Reproduce the whole listing, character for character.

— Start of Data shown —

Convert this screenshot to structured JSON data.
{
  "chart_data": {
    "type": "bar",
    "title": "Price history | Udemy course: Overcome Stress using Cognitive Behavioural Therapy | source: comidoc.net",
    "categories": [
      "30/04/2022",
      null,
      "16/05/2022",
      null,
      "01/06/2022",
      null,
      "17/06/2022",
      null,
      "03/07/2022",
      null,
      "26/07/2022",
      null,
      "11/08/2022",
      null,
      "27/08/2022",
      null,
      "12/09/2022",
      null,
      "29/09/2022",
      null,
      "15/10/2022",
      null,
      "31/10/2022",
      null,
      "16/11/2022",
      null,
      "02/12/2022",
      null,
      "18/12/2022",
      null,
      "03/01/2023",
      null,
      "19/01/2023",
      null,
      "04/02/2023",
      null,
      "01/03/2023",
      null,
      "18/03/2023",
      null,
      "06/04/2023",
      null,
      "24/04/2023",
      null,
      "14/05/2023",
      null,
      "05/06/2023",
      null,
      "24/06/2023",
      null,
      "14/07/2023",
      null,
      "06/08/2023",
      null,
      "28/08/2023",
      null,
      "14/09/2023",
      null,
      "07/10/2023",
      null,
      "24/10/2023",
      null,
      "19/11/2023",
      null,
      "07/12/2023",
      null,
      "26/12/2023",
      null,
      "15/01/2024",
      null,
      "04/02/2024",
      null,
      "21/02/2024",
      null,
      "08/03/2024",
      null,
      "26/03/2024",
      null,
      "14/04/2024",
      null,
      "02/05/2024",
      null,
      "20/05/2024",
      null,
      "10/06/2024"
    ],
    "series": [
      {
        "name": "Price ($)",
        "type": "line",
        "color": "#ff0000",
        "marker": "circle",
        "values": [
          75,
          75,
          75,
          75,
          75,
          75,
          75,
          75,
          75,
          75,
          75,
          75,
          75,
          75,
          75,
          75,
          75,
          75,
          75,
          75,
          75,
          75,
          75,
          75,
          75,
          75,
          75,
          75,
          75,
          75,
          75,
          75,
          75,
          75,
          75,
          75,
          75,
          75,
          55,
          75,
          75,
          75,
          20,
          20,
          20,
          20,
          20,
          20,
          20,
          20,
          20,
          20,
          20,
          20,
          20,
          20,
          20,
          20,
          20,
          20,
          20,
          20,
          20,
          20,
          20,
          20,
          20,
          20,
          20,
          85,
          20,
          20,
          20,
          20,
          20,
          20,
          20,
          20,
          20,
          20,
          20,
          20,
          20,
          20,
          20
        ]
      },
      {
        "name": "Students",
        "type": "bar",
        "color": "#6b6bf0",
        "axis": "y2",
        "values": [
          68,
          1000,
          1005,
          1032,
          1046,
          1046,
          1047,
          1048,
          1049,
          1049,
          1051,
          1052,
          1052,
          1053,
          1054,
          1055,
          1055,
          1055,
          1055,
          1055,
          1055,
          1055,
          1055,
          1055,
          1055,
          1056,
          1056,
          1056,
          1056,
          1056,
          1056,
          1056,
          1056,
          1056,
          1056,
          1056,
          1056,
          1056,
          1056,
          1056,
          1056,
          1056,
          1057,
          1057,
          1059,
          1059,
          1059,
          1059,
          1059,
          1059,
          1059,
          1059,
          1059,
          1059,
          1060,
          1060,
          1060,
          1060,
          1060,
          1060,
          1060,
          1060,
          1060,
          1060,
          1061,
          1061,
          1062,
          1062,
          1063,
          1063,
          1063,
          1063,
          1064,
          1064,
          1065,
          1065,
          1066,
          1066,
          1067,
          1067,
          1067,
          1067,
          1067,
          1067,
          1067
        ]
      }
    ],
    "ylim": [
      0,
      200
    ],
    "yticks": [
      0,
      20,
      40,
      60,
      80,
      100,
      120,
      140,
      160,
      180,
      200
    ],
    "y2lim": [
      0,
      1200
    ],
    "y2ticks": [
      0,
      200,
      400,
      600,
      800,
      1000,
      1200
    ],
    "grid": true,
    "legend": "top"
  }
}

— End of Data shown —

**Complete answer:**
Convert this screenshot to structured JSON data.
{
  "chart_data": {
    "type": "bar",
    "title": "Price history | Udemy course: Overcome Stress using Cognitive Behavioural Therapy | source: comidoc.net",
    "categories": [
      "30/04/2022",
      null,
      "16/05/2022",
      null,
      "01/06/2022",
      null,
      "17/06/2022",
      null,
      "03/07/2022",
      null,
      "26/07/2022",
      null,
      "11/08/2022",
      null,
      "27/08/2022",
      null,
      "12/09/2022",
      null,
      "29/09/2022",
      null,
      "15/10/2022",
      null,
      "31/10/2022",
      null,
      "16/11/2022",
      null,
      "02/12/2022",
      null,
      "18/12/2022",
      null,
      "03/01/2023",
      null,
      "19/01/2023",
      null,
      "04/02/2023",
      null,
      "01/03/2023",
      null,
      "18/03/2023",
      null,
      "06/04/2023",
      null,
      "24/04/2023",
      null,
      "14/05/2023",
      null,
      "05/06/2023",
      null,
      "24/06/2023",
      null,
      "14/07/2023",
      null,
      "06/08/2023",
      null,
      "28/08/2023",
      null,
      "14/09/2023",
      null,
      "07/10/2023",
      null,
      "24/10/2023",
      null,
      "19/11/2023",
      null,
      "07/12/2023",
      null,
      "26/12/2023",
      null,
      "15/01/2024",
      null,
      "04/02/2024",
      null,
      "21/02/2024",
      null,
      "08/03/2024",
      null,
      "26/03/2024",
      null,
      "14/04/2024",
      null,
      "02/05/2024",
      null,
      "20/05/2024",
      null,
      "10/06/2024"
    ],
    "series": [
      {
        "name": "Price ($)",
        "type": "line",
        "color": "#ff0000",
        "marker": "circle",
        "values": [
          75,
          75,
          75,
          75,
          75,
          75,
          75,
          75,
          75,
          75,
          75,
          75,
          75,
          75,
          75,
          75,
          75,
          75,
          75,
          75,
          75,
          75,
          75,
          75,
          75,
          75,
          75,
          75,
          75,
          75,
          75,
          75,
          75,
          75,
          75,
          75,
          75,
          75,
          55,
          75,
          75,
          75,
          20,
          20,
          20,
          20,
          20,
          20,
          20,
          20,
          20,
          20,
          20,
          20,
          20,
          20,
          20,
          20,
          20,
          20,
          20,
          20,
          20,
          20,
          20,
          20,
          20,
          20,
          20,
          85,
          20,
          20,
          20,
          20,
          20,
          20,
          20,
          20,
          20,
          20,
          20,
          20,
          20,
          20,
          20
        ]
      },
      {
        "name": "Students",
        "type": "bar",
        "color": "#6b6bf0",
        "axis": "y2",
        "values": [
          68,
          1000,
          1005,
          1032,
          1046,
          1046,
          1047,
          1048,
          1049,
          1049,
          1051,
          1052,
          1052,
          1053,
          1054,
          1055,
          1055,
          1055,
          1055,
          1055,
          1055,
          1055,
          1055,
          1055,
          1055,
          1056,
          1056,
          1056,
          1056,
          1056,
          1056,
          1056,
          1056,
          1056,
          1056,
          1056,
          1056,
          1056,
          1056,
          1056,
          1056,
          1056,
          1057,
          1057,
          1059,
          1059,
          1059,
          1059,
          1059,
          1059,
          1059,
          1059,
          1059,
          1059,
          1060,
          1060,
          1060,
          1060,
          1060,
          1060,
          1060,
          1060,
          1060,
          1060,
          1061,
          1061,
          1062,
          1062,
          1063,
          1063,
          1063,
          1063,
          1064,
          1064,
          1065,
          1065,
          1066,
          1066,
          1067,
          1067,
          1067,
          1067,
          1067,
          1067,
          1067
        ]
      }
    ],
    "ylim": [
      0,
      200
    ],
    "yticks": [
      0,
      20,
      40,
      60,
      80,
      100,
      120,
      140,
      160,
      180,
      200
    ],
    "y2lim": [
      0,
      1200
    ],
    "y2ticks": [
      0,
      200,
      400,
      600,
      800,
      1000,
      1200
    ],
    "grid": true,
    "legend": "top"
  }
}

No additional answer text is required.